Find how many lines in the material contain "Documents"; your answer should be that number alone.

### Recorded data:
»»
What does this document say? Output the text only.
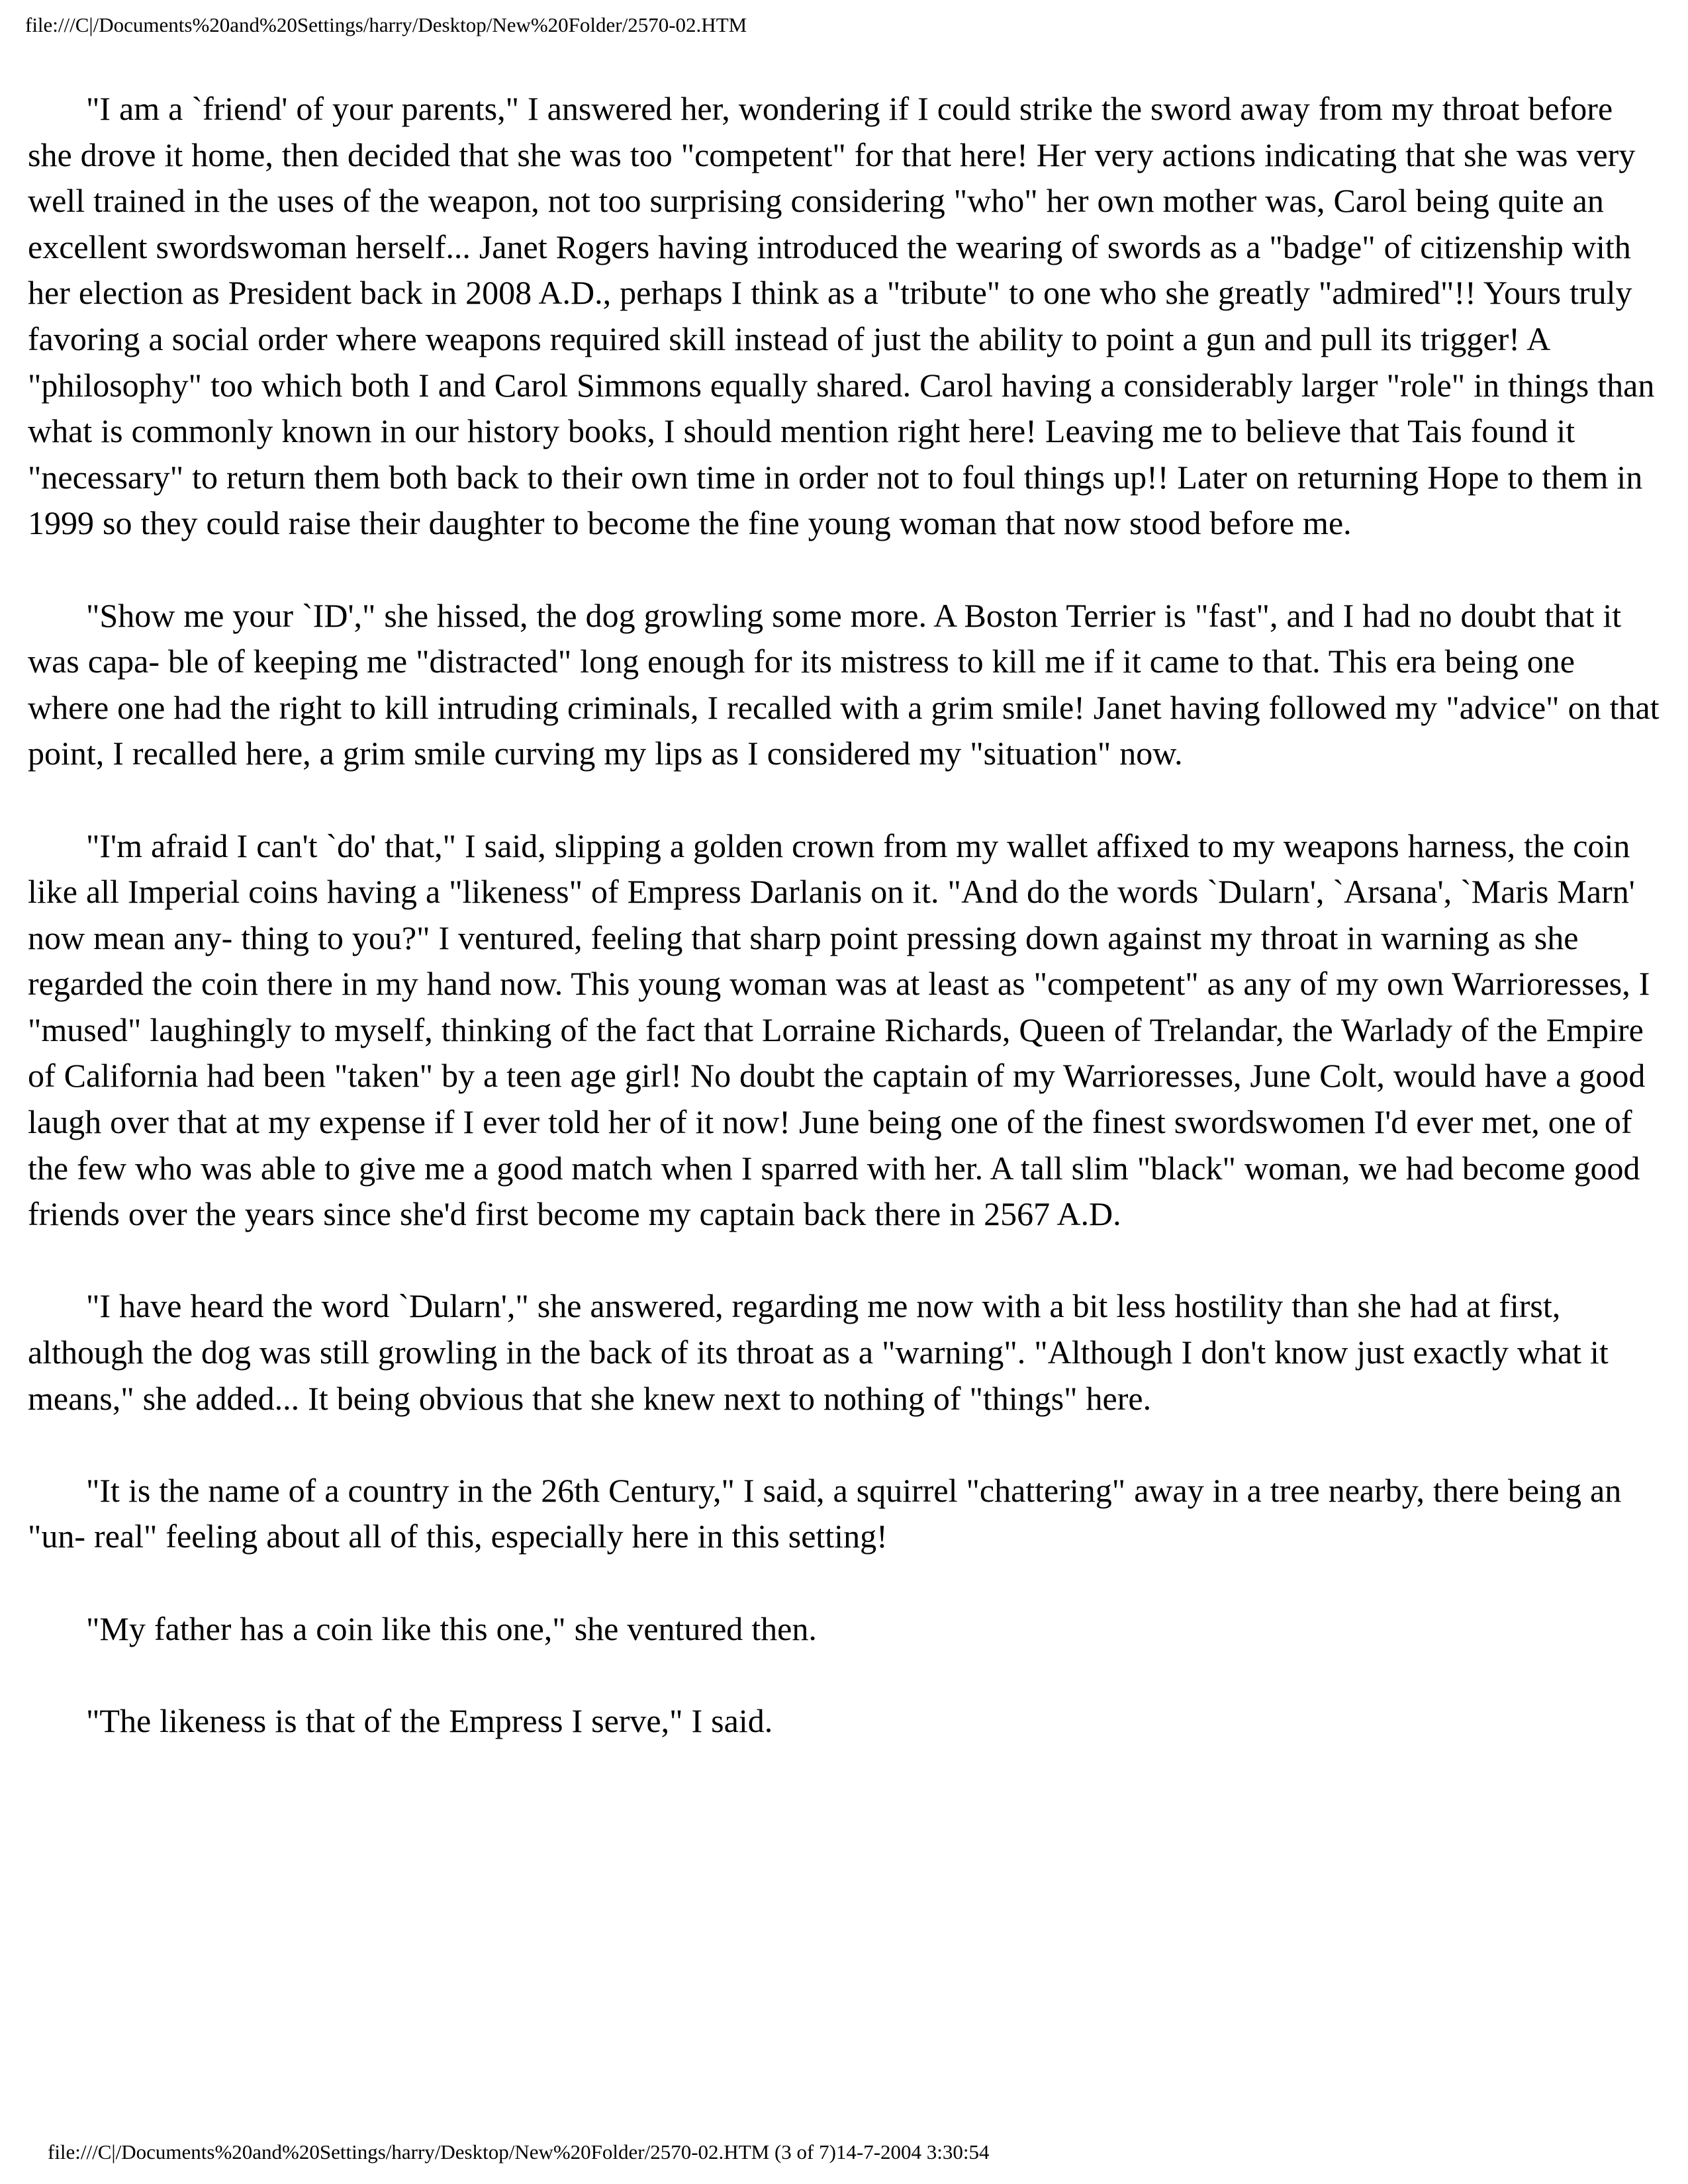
file:///C|/Documents%20and%20Settings/harry/Desktop/New%20Folder/2570-02.HTM

"I am a `friend' of your parents," I answered her, wondering if I could strike the sword away from my throat before she drove it home, then decided that she was too "competent" for that here! Her very actions indicating that she was very well trained in the uses of the weapon, not too surprising considering "who" her own mother was, Carol being quite an excellent swordswoman herself... Janet Rogers having introduced the wearing of swords as a "badge" of citizenship with her election as President back in 2008 A.D., perhaps I think as a "tribute" to one who she greatly "admired"!! Yours truly favoring a social order where weapons required skill instead of just the ability to point a gun and pull its trigger! A "philosophy" too which both I and Carol Simmons equally shared. Carol having a considerably larger "role" in things than what is commonly known in our history books, I should mention right here! Leaving me to believe that Tais found it "necessary" to return them both back to their own time in order not to foul things up!! Later on returning Hope to them in 1999 so they could raise their daughter to become the fine young woman that now stood before me.

"Show me your `ID'," she hissed, the dog growling some more. A Boston Terrier is "fast", and I had no doubt that it was capa- ble of keeping me "distracted" long enough for its mistress to kill me if it came to that. This era being one where one had the right to kill intruding criminals, I recalled with a grim smile! Janet having followed my "advice" on that point, I recalled here, a grim smile curving my lips as I considered my "situation" now.

"I'm afraid I can't `do' that," I said, slipping a golden crown from my wallet affixed to my weapons harness, the coin like all Imperial coins having a "likeness" of Empress Darlanis on it. "And do the words `Dularn', `Arsana', `Maris Marn' now mean any- thing to you?" I ventured, feeling that sharp point pressing down against my throat in warning as she regarded the coin there in my hand now. This young woman was at least as "competent" as any of my own Warrioresses, I "mused" laughingly to myself, thinking of the fact that Lorraine Richards, Queen of Trelandar, the Warlady of the Empire of California had been "taken" by a teen age girl! No doubt the captain of my Warrioresses, June Colt, would have a good laugh over that at my expense if I ever told her of it now! June being one of the finest swordswomen I'd ever met, one of the few who was able to give me a good match when I sparred with her. A tall slim "black" woman, we had become good friends over the years since she'd first become my captain back there in 2567 A.D.

"I have heard the word `Dularn'," she answered, regarding me now with a bit less hostility than she had at first, although the dog was still growling in the back of its throat as a "warning". "Although I don't know just exactly what it means," she added... It being obvious that she knew next to nothing of "things" here.

"It is the name of a country in the 26th Century," I said, a squirrel "chattering" away in a tree nearby, there being an "un- real" feeling about all of this, especially here in this setting!

"My father has a coin like this one," she ventured then.

"The likeness is that of the Empress I serve," I said.

file:///C|/Documents%20and%20Settings/harry/Desktop/New%20Folder/2570-02.HTM (3 of 7)14-7-2004 3:30:54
««
### EXERCISE RESULT:
2